:: STUDY MATERIAL

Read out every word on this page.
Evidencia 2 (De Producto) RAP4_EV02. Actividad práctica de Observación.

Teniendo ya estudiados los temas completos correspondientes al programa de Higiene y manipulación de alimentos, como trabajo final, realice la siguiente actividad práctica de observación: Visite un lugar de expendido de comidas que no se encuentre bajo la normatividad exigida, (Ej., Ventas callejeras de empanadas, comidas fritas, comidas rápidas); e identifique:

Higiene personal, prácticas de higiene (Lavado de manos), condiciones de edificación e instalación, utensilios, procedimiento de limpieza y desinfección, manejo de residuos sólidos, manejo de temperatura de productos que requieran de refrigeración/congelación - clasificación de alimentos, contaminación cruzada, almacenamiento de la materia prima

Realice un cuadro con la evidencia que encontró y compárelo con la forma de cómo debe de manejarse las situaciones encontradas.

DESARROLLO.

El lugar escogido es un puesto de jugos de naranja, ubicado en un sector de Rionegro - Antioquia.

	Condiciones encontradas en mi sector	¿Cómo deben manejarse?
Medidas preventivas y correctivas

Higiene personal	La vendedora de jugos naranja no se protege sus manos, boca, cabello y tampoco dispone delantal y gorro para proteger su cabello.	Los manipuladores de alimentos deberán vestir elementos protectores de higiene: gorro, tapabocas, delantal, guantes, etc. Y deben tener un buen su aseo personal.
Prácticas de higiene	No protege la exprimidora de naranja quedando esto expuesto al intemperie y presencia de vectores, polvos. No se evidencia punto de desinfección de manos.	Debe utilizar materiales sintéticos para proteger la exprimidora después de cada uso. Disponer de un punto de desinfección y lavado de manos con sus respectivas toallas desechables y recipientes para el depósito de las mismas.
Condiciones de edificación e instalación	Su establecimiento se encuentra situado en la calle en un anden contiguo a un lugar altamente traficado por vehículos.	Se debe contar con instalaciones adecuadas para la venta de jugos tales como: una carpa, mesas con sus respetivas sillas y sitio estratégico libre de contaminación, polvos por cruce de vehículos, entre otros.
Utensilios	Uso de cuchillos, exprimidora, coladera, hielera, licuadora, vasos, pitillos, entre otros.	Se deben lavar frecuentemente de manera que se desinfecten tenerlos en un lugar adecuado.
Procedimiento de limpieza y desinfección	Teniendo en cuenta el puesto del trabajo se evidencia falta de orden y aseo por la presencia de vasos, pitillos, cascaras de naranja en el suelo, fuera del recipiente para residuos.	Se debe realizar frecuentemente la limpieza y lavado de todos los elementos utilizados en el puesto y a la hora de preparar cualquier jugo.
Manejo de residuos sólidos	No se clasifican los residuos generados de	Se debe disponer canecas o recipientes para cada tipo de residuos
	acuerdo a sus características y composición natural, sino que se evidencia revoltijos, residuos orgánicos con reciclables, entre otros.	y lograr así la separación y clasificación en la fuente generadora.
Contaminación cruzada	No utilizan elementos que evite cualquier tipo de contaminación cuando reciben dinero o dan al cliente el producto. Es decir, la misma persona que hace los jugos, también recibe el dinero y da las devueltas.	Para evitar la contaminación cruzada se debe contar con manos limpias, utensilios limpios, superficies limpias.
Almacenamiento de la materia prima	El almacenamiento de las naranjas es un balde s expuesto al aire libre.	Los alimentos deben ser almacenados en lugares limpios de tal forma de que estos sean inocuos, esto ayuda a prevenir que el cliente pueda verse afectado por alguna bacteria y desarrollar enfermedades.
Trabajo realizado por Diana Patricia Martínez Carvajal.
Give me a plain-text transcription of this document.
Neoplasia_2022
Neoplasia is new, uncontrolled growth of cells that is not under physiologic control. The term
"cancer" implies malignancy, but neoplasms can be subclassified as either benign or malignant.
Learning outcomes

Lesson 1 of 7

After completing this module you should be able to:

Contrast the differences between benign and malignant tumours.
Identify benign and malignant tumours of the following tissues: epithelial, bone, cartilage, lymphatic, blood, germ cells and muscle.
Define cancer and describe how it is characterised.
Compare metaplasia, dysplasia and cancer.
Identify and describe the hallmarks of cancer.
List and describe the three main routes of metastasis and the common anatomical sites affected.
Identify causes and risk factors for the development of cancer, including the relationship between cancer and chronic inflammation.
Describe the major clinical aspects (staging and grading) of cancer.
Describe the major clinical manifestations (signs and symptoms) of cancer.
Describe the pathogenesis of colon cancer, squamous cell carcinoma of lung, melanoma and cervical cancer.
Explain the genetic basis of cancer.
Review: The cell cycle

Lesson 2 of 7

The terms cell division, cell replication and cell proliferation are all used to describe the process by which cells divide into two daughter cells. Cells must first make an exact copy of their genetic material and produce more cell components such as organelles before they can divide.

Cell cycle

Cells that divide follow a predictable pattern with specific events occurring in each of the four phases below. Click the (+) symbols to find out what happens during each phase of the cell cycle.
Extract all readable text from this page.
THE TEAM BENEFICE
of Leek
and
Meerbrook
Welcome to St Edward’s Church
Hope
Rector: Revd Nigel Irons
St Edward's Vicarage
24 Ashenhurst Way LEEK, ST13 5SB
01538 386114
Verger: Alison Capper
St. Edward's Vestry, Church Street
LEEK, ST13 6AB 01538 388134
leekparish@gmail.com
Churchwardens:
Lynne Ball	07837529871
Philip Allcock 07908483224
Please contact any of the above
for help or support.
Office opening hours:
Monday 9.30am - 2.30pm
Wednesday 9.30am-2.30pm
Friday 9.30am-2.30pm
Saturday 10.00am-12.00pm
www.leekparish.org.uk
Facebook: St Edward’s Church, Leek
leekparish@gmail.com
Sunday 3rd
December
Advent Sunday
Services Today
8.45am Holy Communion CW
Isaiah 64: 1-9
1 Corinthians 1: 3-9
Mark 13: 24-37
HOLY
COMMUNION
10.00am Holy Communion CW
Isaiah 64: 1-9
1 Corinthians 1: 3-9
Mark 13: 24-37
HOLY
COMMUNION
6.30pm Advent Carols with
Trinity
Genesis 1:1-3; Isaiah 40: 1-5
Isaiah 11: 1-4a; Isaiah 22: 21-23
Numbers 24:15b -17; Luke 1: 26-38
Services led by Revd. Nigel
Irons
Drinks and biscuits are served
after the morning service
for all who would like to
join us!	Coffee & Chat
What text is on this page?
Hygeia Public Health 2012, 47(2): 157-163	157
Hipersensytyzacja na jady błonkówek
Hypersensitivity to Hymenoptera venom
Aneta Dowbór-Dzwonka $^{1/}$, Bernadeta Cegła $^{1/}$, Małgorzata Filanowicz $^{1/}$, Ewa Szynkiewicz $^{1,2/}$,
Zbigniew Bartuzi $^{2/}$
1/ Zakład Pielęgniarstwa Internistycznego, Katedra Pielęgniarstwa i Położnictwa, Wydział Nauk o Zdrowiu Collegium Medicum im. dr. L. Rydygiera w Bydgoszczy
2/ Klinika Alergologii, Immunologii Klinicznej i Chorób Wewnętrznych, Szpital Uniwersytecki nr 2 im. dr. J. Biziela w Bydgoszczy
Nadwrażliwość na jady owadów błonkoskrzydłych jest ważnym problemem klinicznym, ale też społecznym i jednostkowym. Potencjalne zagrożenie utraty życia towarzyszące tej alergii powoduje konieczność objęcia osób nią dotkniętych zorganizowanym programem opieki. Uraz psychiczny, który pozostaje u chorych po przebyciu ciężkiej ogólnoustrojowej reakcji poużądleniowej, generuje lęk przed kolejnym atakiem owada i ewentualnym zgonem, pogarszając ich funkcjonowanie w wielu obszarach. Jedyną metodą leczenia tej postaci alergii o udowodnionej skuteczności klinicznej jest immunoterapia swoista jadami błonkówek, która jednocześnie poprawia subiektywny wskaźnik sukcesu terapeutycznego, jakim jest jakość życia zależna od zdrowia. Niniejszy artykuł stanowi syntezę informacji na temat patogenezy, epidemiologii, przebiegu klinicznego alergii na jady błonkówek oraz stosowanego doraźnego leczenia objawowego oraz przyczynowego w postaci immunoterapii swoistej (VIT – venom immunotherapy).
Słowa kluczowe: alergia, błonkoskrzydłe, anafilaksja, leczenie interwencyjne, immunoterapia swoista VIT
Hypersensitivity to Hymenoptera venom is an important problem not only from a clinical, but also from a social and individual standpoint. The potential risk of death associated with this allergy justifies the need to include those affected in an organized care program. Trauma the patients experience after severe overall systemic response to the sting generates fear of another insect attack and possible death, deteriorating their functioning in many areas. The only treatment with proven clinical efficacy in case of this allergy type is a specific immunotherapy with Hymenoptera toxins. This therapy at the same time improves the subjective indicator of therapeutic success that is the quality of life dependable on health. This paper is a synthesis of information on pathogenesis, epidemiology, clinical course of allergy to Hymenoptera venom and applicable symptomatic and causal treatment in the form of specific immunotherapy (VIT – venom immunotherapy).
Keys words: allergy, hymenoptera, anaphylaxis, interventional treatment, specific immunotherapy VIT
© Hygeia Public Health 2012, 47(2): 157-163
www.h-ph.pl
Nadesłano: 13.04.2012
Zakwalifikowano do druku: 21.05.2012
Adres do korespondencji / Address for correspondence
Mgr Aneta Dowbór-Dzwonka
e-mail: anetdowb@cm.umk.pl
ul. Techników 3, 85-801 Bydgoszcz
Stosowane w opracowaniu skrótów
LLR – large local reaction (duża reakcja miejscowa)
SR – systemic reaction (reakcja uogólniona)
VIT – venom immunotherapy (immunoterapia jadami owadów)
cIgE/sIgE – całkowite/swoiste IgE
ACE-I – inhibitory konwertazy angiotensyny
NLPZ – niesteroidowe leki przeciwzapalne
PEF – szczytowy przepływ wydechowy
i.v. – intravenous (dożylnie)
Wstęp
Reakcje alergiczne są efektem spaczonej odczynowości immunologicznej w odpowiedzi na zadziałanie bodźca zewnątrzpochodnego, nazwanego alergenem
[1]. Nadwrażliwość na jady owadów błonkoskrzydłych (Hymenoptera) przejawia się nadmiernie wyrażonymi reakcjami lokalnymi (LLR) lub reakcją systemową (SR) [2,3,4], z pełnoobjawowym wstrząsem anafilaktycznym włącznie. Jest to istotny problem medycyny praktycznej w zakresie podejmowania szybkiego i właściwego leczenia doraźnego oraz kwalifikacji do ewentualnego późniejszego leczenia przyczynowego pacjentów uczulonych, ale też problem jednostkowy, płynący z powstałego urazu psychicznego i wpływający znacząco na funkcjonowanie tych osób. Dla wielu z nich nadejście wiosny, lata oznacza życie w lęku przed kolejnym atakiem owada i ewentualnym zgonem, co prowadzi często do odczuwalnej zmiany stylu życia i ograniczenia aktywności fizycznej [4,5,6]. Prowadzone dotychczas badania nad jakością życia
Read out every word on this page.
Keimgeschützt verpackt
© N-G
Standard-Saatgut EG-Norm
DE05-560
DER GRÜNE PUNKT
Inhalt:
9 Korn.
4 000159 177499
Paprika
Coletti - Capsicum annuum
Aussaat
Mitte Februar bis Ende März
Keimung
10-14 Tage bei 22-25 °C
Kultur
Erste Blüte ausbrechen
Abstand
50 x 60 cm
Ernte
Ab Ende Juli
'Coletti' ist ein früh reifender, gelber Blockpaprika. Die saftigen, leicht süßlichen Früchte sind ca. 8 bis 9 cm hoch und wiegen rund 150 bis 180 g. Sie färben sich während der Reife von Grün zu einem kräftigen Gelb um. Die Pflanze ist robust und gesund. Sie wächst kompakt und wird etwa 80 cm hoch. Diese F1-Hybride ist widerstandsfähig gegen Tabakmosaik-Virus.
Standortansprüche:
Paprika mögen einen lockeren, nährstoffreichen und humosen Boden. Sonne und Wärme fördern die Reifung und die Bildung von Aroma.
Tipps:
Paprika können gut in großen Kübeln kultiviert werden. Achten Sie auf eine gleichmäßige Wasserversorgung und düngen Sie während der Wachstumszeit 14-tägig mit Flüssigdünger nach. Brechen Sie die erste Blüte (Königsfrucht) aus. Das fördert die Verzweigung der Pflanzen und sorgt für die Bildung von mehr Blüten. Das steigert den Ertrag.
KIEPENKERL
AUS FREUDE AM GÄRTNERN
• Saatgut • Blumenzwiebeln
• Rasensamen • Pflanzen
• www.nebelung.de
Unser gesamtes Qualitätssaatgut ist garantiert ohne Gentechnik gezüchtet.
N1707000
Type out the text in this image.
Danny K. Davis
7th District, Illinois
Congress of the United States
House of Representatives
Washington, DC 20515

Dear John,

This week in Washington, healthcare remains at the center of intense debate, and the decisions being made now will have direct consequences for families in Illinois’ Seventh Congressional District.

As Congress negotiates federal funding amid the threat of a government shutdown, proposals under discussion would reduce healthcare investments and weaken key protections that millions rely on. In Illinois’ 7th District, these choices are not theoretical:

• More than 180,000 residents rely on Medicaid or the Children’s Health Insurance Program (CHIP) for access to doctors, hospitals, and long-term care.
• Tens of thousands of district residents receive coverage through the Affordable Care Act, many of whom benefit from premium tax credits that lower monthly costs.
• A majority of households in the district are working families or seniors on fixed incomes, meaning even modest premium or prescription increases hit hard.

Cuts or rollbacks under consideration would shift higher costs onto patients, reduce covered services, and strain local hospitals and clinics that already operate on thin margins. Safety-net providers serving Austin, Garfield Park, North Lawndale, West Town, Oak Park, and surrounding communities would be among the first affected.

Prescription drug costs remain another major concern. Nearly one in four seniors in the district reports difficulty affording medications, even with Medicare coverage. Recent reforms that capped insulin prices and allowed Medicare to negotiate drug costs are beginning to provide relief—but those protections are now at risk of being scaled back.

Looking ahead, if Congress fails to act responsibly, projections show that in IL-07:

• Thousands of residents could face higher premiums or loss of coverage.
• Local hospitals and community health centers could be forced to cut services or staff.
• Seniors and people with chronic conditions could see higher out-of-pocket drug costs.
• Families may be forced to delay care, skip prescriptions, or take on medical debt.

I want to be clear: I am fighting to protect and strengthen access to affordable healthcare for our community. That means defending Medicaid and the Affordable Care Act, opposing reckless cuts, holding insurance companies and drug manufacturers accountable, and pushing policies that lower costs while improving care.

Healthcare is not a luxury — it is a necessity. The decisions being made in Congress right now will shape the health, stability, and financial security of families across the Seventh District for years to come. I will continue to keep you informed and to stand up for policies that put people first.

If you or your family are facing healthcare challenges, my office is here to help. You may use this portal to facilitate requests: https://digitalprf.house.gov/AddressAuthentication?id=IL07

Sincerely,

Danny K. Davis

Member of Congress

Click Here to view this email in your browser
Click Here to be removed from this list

::::

■ **TASK**: Find each line holding the string "sector" in the listing above, then copy it.

■ **THE ANSWER**:
El lugar escogido es un puesto de jugos de naranja, ubicado en un sector de Rionegro - Antioquia.
	Condiciones encontradas en mi sector	¿Cómo deben manejarse?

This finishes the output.